OBJECTIVE —
Keep only the lines of the listing that include the word "Production", and copy them.

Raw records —
----------

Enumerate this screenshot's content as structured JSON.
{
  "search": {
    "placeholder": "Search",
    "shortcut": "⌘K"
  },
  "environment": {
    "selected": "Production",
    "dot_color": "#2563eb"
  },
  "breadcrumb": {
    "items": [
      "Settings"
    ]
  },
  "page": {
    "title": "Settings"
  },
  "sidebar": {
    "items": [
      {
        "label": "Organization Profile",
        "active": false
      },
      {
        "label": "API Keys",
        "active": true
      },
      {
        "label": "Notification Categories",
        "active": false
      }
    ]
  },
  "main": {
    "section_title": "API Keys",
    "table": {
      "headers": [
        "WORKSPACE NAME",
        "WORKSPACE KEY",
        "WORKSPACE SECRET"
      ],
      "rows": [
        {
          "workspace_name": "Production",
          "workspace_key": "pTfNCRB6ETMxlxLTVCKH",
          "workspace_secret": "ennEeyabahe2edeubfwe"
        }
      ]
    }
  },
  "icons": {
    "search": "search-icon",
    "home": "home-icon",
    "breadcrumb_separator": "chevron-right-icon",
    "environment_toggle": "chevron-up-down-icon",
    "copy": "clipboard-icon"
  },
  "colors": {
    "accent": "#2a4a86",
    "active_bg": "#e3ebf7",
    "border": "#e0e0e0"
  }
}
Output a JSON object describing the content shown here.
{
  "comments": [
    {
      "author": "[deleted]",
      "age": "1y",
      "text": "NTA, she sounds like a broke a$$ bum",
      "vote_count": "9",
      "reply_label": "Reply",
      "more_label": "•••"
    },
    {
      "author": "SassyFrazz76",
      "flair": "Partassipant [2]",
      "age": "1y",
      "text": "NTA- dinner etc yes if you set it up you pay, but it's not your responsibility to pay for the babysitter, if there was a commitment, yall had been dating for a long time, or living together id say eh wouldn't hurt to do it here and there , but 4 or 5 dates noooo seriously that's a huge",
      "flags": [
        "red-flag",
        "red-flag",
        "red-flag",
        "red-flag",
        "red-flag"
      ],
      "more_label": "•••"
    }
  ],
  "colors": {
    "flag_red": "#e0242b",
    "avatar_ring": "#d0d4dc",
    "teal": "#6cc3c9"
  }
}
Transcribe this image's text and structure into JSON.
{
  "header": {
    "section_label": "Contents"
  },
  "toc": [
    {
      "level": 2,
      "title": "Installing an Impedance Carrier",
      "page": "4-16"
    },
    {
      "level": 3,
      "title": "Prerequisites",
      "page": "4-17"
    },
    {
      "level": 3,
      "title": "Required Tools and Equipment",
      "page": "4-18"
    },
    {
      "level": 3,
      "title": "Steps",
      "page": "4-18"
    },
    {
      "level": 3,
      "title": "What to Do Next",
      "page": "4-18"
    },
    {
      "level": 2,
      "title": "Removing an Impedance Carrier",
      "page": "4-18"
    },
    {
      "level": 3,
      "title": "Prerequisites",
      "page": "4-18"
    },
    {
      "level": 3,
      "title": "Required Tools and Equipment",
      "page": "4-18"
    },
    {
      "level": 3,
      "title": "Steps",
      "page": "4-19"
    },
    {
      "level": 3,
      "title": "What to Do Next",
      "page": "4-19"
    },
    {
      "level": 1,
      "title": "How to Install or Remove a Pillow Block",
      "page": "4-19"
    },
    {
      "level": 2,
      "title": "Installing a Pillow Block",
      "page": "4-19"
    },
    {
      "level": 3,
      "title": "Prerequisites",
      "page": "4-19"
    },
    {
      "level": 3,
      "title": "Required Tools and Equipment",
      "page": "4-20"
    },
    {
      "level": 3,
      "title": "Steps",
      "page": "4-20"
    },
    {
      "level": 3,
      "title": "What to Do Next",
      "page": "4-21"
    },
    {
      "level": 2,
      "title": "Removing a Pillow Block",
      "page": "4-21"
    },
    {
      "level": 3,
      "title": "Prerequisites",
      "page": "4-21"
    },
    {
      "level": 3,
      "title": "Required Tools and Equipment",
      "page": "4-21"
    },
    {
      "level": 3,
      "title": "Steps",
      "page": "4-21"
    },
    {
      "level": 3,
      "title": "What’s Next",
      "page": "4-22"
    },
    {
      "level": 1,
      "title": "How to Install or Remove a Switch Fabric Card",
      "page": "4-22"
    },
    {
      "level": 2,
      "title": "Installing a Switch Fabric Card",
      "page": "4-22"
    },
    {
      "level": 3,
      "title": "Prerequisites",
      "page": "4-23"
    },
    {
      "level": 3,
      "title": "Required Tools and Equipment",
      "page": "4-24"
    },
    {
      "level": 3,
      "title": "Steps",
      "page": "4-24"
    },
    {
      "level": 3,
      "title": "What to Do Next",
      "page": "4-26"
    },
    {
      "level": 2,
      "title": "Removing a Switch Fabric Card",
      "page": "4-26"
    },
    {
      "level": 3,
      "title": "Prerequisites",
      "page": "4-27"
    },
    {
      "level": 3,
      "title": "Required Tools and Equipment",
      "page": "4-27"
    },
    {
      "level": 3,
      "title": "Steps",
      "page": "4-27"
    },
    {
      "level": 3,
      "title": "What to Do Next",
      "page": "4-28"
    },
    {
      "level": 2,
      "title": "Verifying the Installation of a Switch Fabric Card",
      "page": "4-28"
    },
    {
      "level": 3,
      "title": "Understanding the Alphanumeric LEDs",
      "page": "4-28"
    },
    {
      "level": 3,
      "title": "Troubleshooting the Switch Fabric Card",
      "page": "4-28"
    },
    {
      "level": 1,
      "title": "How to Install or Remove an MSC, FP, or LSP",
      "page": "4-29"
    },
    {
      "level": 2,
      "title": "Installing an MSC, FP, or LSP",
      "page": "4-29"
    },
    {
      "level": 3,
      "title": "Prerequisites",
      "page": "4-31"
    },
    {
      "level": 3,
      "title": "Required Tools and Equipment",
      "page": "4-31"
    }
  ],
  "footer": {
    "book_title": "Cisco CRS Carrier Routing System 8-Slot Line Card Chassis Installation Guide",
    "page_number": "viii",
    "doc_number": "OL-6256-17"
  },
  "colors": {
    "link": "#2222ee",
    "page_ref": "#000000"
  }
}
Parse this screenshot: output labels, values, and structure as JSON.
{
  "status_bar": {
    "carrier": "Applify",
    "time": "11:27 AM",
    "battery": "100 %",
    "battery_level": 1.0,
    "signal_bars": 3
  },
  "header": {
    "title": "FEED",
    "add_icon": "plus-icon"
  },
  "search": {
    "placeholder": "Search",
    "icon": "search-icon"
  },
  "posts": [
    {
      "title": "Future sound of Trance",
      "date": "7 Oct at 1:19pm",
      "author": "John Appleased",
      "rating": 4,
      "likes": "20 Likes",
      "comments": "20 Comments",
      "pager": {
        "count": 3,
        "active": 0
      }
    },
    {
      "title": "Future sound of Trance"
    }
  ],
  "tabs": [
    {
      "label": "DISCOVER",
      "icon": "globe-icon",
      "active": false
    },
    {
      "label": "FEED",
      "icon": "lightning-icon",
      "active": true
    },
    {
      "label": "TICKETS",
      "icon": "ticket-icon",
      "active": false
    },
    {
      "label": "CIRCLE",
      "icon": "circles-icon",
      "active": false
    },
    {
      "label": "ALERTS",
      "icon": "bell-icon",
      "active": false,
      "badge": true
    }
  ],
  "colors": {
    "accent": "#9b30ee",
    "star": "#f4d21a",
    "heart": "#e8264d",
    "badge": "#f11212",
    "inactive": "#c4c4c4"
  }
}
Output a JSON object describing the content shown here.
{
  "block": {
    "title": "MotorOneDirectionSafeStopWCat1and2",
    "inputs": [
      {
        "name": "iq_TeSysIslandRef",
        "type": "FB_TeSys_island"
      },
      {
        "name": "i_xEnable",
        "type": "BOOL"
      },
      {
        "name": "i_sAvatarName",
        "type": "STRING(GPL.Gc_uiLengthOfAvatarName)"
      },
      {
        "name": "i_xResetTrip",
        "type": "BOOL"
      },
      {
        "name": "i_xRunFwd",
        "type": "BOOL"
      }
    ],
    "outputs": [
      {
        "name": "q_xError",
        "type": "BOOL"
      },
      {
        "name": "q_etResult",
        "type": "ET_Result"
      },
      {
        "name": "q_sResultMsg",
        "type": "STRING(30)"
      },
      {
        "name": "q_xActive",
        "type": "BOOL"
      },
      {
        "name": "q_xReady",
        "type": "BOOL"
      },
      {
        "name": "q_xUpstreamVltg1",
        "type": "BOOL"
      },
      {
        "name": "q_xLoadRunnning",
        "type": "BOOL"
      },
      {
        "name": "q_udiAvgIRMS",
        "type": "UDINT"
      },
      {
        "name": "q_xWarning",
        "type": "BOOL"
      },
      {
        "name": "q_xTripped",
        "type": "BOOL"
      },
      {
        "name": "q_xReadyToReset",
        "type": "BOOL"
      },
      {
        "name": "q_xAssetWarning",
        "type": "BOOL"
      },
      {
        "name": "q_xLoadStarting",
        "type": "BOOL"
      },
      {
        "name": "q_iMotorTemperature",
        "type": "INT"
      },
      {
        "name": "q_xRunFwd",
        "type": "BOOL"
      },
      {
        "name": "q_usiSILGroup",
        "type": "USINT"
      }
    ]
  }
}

----------

EXPECTED ANSWER —
    "selected": "Production",
          "workspace_name": "Production",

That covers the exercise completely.